◆ Objective
Make an exact copy of all the entries, with the pictures left out.
begin Record set
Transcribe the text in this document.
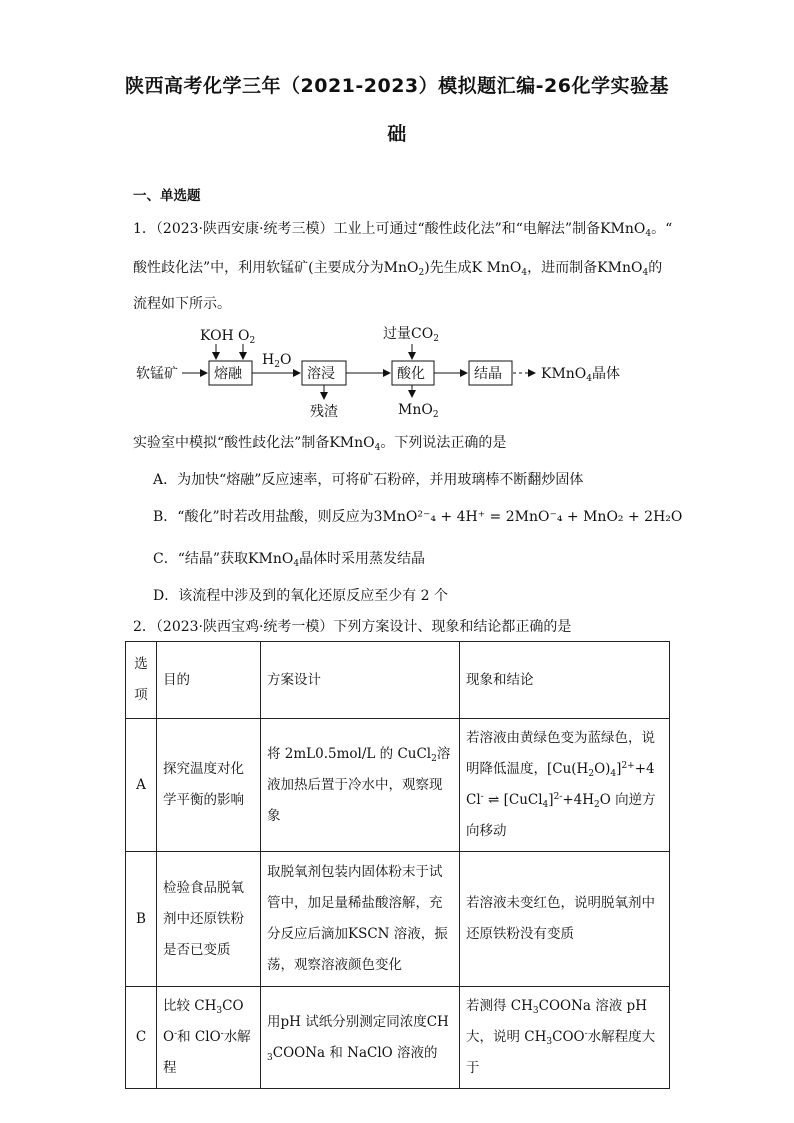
陕西高考化学三年（2021-2023）模拟题汇编-26化学实验基
础
一、单选题
1．（2023·陕西安康·统考三模）工业上可通过“酸性歧化法”和“电解法”制备KMnO$_4$。“
酸性歧化法”中，利用软锰矿(主要成分为MnO$_2$)先生成K MnO$_4$，进而制备KMnO$_4$的
流程如下所示。
软锰矿
KOH $O_2$
熔融
$H_2O$
溶浸
残渣
过量$CO_2$
酸化
MnO$_2$
结晶	KMnO$_4$晶体
实验室中模拟“酸性歧化法”制备KMnO$_4$。下列说法正确的是
A．为加快“熔融”反应速率，可将矿石粉碎，并用玻璃棒不断翻炒固体
B．“酸化”时若改用盐酸，则反应为3MnO²⁻₄ + 4H⁺ = 2MnO⁻₄ + MnO₂ + 2H₂O
C．“结晶”获取KMnO$_4$晶体时采用蒸发结晶
D．该流程中涉及到的氧化还原反应至少有 2 个
2．（2023·陕西宝鸡·统考一模）下列方案设计、现象和结论都正确的是
选项	目的	方案设计	现象和结论
A	探究温度对化学平衡的影响	将 2mL0.5mol/L 的 CuCl$_2$溶液加热后置于冷水中，观察现象	若溶液由黄绿色变为蓝绿色，说明降低温度，$[Cu(H_2O)_4]^{2+}+4Cl^-$ ⇌ $[CuCl_4]^{2-}+4H_2O$ 向逆方向移动
B	检验食品脱氧剂中还原铁粉是否已变质	取脱氧剂包装内固体粉末于试管中，加足量稀盐酸溶解，充分反应后滴加KSCN 溶液，振荡，观察溶液颜色变化	若溶液未变红色，说明脱氧剂中还原铁粉没有变质
C	比较 $CH_3COO^-$和 ClO-水解程	用pH 试纸分别测定同浓度$CH_3COONa$ 和 NaClO 溶液的	若测得 $CH_3COONa$ 溶液 pH 大，说明 $CH_3COO^-$水解程度大于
end Record set
◆ The completed task
Transcribe the text in this document.
陕西高考化学三年（2021-2023）模拟题汇编-26化学实验基
础
一、单选题
1．（2023·陕西安康·统考三模）工业上可通过“酸性歧化法”和“电解法”制备KMnO$_4$。“
酸性歧化法”中，利用软锰矿(主要成分为MnO$_2$)先生成K MnO$_4$，进而制备KMnO$_4$的
流程如下所示。
软锰矿
KOH $O_2$
熔融
$H_2O$
溶浸
残渣
过量$CO_2$
酸化
MnO$_2$
结晶	KMnO$_4$晶体
实验室中模拟“酸性歧化法”制备KMnO$_4$。下列说法正确的是
A．为加快“熔融”反应速率，可将矿石粉碎，并用玻璃棒不断翻炒固体
B．“酸化”时若改用盐酸，则反应为3MnO²⁻₄ + 4H⁺ = 2MnO⁻₄ + MnO₂ + 2H₂O
C．“结晶”获取KMnO$_4$晶体时采用蒸发结晶
D．该流程中涉及到的氧化还原反应至少有 2 个
2．（2023·陕西宝鸡·统考一模）下列方案设计、现象和结论都正确的是
选项	目的	方案设计	现象和结论
A	探究温度对化学平衡的影响	将 2mL0.5mol/L 的 CuCl$_2$溶液加热后置于冷水中，观察现象	若溶液由黄绿色变为蓝绿色，说明降低温度，$[Cu(H_2O)_4]^{2+}+4Cl^-$ ⇌ $[CuCl_4]^{2-}+4H_2O$ 向逆方向移动
B	检验食品脱氧剂中还原铁粉是否已变质	取脱氧剂包装内固体粉末于试管中，加足量稀盐酸溶解，充分反应后滴加KSCN 溶液，振荡，观察溶液颜色变化	若溶液未变红色，说明脱氧剂中还原铁粉没有变质
C	比较 $CH_3COO^-$和 ClO-水解程	用pH 试纸分别测定同浓度$CH_3COONa$ 和 NaClO 溶液的	若测得 $CH_3COONa$ 溶液 pH 大，说明 $CH_3COO^-$水解程度大于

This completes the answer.